DATA EXTRACT —
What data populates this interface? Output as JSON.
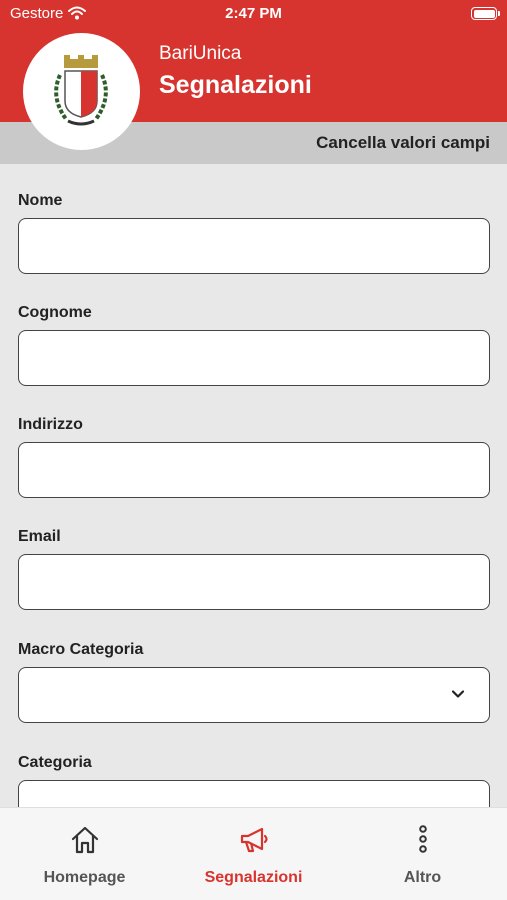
{
  "status_bar": {
    "carrier": "Gestore",
    "time": "2:47 PM"
  },
  "header": {
    "app_name": "BariUnica",
    "title": "Segnalazioni"
  },
  "toolbar": {
    "clear_label": "Cancella valori campi"
  },
  "form": {
    "fields": [
      {
        "label": "Nome",
        "value": ""
      },
      {
        "label": "Cognome",
        "value": ""
      },
      {
        "label": "Indirizzo",
        "value": ""
      },
      {
        "label": "Email",
        "value": ""
      },
      {
        "label": "Macro Categoria",
        "value": "",
        "type": "select"
      },
      {
        "label": "Categoria",
        "value": "",
        "type": "select"
      }
    ]
  },
  "tabbar": {
    "items": [
      {
        "label": "Homepage",
        "icon": "home-icon",
        "active": false
      },
      {
        "label": "Segnalazioni",
        "icon": "megaphone-icon",
        "active": true
      },
      {
        "label": "Altro",
        "icon": "more-vertical-icon",
        "active": false
      }
    ]
  },
  "colors": {
    "brand_red": "#d8342f",
    "subbar_gray": "#c9c9c9",
    "background": "#e8e8e8"
  }
}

PROBLEM STATEMENT — Reproduce the material word for word. Any pictures should be left out of the copy.

PROBLEM SOLUTION —
What data populates this interface? Output as JSON.
{
  "status_bar": {
    "carrier": "Gestore",
    "time": "2:47 PM"
  },
  "header": {
    "app_name": "BariUnica",
    "title": "Segnalazioni"
  },
  "toolbar": {
    "clear_label": "Cancella valori campi"
  },
  "form": {
    "fields": [
      {
        "label": "Nome",
        "value": ""
      },
      {
        "label": "Cognome",
        "value": ""
      },
      {
        "label": "Indirizzo",
        "value": ""
      },
      {
        "label": "Email",
        "value": ""
      },
      {
        "label": "Macro Categoria",
        "value": "",
        "type": "select"
      },
      {
        "label": "Categoria",
        "value": "",
        "type": "select"
      }
    ]
  },
  "tabbar": {
    "items": [
      {
        "label": "Homepage",
        "icon": "home-icon",
        "active": false
      },
      {
        "label": "Segnalazioni",
        "icon": "megaphone-icon",
        "active": true
      },
      {
        "label": "Altro",
        "icon": "more-vertical-icon",
        "active": false
      }
    ]
  },
  "colors": {
    "brand_red": "#d8342f",
    "subbar_gray": "#c9c9c9",
    "background": "#e8e8e8"
  }
}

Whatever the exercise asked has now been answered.